··· RECORDS TO PROCESS ···

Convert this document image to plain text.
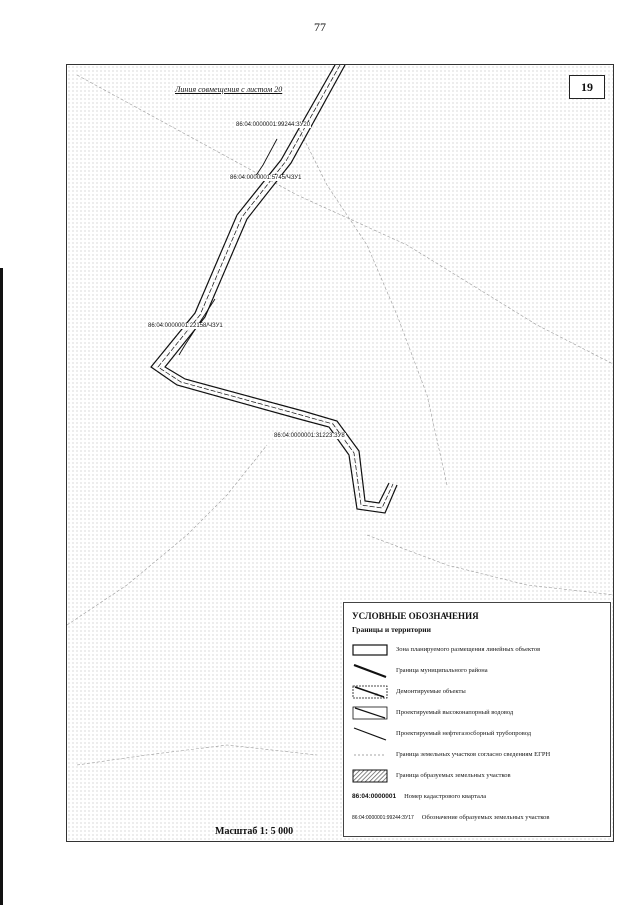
77
19
Линия совмещения с листом 20
86:04:0000001:99244:ЗУ20
86:04:0000001:5745/ЧЗУ1
86:04:0000001:22158/ЧЗУ1
86:04:0000001:31223:ЗУ8
Масштаб 1: 5 000
УСЛОВНЫЕ ОБОЗНАЧЕНИЯ
Границы и территории
Зона планируемого размещения линейных объектов
Граница муниципального района
×	Демонтируемые объекты
Проектируемый высоконапорный водовод
Проектируемый нефтегазосборный трубопровод
Граница земельных участков согласно сведениям ЕГРН
Граница образуемых земельных участков
86:04:0000001 Номер кадастрового квартала
86:04:0000001:99244:ЗУ17 Обозначение образуемых земельных участков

···

[EXERCISE TASK]
Using the listing above, locate the lines that hold "земельных" and copy each one.

[COMPLETE RESPONSE]
Граница земельных участков согласно сведениям ЕГРН
Граница образуемых земельных участков
86:04:0000001:99244:ЗУ17 Обозначение образуемых земельных участков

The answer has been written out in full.